[EXERCISE PROMPT]
In the entries below, find the lines that contain the word "Contains" and copy them.

[RECORD EXCERPTS]
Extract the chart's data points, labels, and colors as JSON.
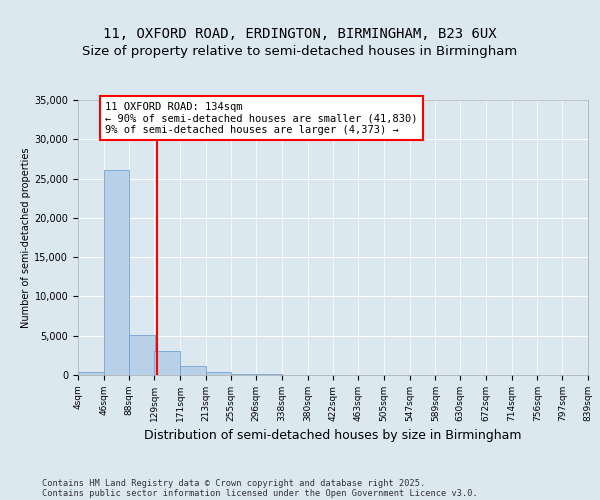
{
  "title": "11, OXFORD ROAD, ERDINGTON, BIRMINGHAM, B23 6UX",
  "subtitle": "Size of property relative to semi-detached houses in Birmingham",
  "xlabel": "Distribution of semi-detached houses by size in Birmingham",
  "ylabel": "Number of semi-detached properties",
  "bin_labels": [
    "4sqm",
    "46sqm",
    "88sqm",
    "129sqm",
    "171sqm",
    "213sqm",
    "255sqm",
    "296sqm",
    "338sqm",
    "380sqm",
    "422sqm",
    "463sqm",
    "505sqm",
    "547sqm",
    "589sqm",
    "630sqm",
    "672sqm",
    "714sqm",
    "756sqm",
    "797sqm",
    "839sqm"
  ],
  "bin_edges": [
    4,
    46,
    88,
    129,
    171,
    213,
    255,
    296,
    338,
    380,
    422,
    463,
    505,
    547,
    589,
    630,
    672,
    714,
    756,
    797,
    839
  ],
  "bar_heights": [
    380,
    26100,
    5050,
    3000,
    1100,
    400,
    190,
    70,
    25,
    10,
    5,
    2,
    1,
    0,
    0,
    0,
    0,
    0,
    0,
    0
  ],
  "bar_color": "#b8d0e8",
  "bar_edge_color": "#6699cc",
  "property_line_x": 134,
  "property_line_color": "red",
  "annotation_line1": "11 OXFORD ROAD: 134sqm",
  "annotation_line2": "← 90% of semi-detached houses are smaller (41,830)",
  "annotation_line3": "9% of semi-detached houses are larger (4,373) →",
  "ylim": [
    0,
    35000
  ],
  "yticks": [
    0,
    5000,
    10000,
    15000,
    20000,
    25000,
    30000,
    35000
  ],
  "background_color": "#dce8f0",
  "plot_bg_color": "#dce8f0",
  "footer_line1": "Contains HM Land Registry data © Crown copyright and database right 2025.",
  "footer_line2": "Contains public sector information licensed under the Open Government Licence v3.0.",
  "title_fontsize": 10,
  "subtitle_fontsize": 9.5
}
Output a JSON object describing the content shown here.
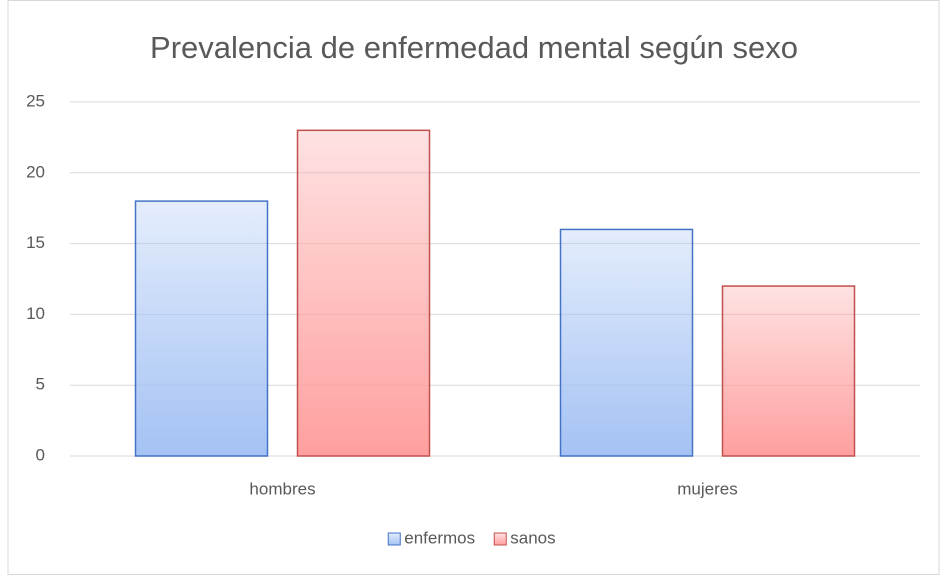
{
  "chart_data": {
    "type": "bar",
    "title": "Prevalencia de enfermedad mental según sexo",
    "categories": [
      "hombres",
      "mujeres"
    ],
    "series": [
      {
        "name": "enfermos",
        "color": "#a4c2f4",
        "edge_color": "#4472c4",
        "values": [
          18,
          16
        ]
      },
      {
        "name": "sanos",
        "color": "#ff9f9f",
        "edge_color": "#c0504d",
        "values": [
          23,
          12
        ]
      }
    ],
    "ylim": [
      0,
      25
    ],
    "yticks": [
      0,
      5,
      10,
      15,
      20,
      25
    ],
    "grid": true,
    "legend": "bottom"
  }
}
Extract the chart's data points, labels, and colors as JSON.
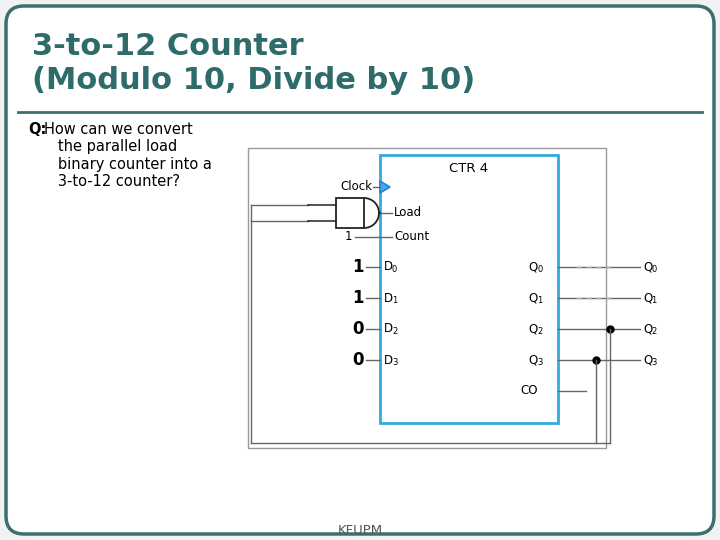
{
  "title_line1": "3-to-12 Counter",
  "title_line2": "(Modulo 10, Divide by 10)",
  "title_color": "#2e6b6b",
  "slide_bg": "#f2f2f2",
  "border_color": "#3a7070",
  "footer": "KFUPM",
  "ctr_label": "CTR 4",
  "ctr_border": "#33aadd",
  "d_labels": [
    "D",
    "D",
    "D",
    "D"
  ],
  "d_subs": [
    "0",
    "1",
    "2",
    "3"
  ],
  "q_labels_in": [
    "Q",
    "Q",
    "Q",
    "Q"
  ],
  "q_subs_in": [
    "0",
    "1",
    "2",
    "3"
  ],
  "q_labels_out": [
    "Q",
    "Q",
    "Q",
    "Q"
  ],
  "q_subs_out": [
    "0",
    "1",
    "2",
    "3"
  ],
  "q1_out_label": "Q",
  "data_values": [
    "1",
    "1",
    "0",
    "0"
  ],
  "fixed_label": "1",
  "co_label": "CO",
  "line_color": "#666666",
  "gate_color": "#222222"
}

---

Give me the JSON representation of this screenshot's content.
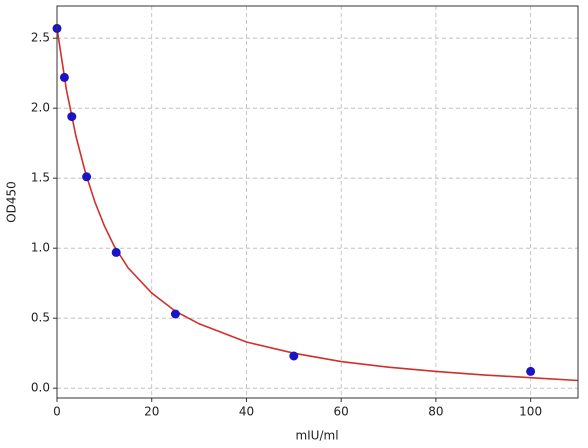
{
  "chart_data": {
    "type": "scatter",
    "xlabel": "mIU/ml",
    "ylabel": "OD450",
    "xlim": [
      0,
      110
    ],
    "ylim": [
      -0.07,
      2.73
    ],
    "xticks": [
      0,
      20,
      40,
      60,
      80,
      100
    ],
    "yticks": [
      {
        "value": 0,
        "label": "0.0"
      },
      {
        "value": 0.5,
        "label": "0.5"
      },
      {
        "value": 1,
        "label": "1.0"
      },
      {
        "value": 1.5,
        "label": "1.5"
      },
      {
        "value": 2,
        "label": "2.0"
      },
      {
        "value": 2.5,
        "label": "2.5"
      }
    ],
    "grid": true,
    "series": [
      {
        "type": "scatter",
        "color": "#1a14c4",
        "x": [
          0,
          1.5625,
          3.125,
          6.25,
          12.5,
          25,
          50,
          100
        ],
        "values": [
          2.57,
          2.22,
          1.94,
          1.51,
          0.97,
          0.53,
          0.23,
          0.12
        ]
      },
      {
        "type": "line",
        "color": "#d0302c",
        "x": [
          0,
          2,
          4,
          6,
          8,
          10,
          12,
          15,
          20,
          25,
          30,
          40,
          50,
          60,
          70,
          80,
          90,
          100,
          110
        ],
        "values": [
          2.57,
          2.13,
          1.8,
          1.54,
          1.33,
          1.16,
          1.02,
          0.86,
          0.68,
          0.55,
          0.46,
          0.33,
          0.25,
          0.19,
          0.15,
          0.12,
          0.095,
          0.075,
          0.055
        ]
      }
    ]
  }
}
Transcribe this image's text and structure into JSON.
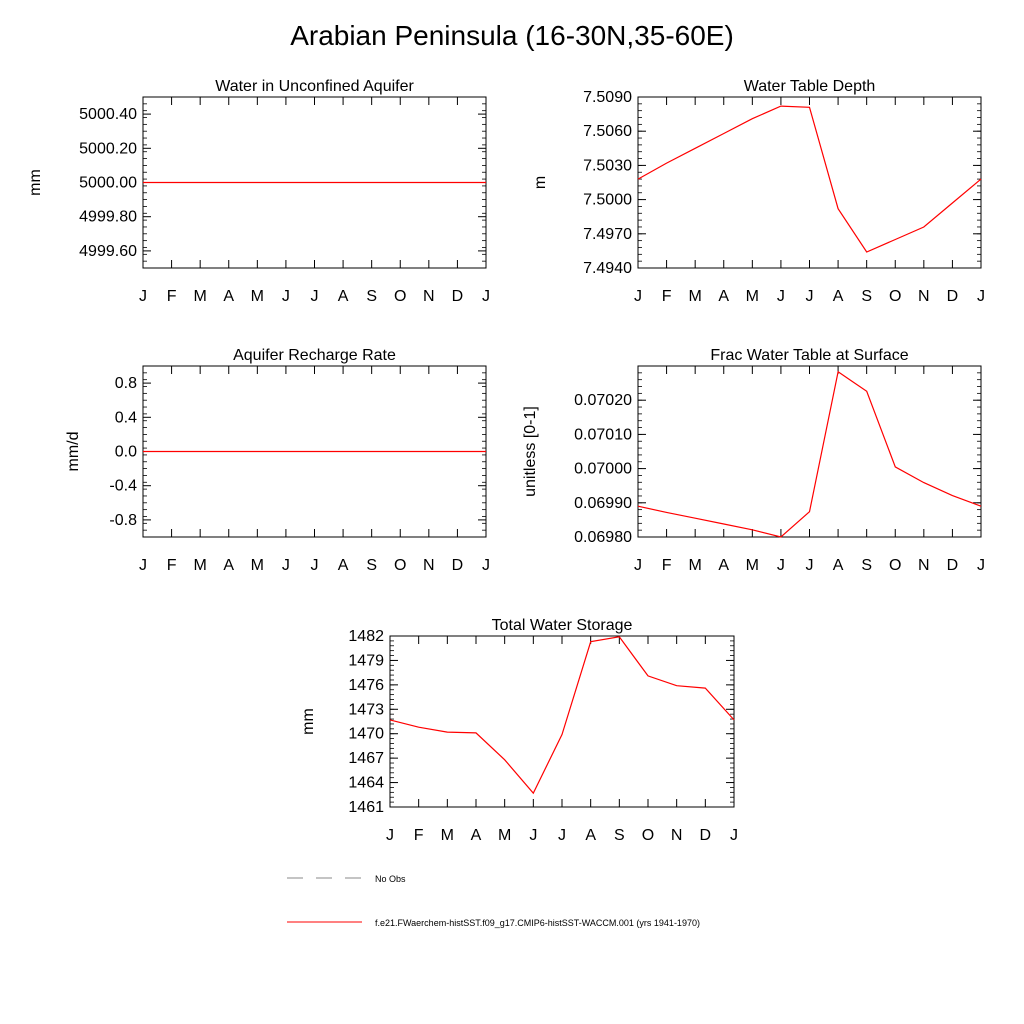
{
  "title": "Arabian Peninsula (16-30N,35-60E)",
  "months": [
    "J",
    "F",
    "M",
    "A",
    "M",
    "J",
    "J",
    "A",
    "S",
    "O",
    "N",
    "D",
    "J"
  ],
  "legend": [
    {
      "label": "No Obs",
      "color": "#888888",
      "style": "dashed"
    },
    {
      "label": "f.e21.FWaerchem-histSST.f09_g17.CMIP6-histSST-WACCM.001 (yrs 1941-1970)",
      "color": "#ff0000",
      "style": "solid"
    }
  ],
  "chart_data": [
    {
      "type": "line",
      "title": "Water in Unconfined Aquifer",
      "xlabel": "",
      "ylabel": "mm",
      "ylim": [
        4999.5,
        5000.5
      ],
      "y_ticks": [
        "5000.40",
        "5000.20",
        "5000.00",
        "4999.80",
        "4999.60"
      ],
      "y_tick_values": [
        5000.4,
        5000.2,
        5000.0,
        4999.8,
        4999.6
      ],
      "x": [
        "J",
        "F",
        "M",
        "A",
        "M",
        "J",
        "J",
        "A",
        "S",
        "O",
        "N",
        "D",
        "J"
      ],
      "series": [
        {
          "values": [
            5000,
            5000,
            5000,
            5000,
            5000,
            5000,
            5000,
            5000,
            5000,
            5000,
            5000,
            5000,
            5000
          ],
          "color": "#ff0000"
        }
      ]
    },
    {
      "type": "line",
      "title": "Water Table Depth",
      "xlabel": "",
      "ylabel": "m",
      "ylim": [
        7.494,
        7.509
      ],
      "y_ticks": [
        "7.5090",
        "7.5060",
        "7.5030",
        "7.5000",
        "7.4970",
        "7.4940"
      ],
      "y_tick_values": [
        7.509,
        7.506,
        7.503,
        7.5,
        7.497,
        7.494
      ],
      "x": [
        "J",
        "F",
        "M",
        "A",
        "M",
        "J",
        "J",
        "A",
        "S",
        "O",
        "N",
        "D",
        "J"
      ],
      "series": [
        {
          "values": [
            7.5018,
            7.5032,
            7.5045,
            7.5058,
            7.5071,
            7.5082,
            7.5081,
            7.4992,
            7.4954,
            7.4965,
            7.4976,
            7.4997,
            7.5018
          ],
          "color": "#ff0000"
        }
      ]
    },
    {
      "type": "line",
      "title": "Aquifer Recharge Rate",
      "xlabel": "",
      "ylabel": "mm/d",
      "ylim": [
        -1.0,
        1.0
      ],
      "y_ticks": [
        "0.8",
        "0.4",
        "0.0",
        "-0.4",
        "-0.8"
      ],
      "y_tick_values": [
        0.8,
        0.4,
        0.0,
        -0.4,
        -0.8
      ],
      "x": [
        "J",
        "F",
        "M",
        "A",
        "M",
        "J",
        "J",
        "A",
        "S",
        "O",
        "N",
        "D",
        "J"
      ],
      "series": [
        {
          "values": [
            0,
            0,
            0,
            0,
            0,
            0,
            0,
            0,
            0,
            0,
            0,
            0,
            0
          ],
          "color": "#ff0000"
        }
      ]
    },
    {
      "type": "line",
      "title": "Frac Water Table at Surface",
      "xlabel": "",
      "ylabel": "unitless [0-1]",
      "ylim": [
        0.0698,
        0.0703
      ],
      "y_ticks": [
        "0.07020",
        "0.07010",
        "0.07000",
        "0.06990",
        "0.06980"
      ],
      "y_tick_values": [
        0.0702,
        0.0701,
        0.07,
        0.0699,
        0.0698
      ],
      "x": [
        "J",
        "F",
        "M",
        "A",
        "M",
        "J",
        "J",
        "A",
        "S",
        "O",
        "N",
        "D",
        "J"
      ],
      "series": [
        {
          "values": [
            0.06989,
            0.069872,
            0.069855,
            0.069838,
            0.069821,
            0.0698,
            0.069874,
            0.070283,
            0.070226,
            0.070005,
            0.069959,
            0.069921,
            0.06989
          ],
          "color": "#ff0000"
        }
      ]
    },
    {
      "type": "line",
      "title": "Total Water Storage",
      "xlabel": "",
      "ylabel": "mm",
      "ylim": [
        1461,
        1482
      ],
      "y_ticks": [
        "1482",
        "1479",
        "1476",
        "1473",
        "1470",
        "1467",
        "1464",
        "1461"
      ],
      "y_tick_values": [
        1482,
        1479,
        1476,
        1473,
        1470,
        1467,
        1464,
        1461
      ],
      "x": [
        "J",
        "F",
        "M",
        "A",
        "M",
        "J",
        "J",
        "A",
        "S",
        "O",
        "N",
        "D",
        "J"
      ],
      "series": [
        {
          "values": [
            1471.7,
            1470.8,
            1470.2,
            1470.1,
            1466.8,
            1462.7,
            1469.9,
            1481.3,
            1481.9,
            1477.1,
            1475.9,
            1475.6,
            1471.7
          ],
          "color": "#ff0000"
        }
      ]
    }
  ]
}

[ANSWER TO THIS TASK]
  "footer_line1": "Contains HM Land Registry data © Crown copyright and database right 2025.",
  "footer_line2": "Contains public sector information licensed under the Open Government Licence v3.0.",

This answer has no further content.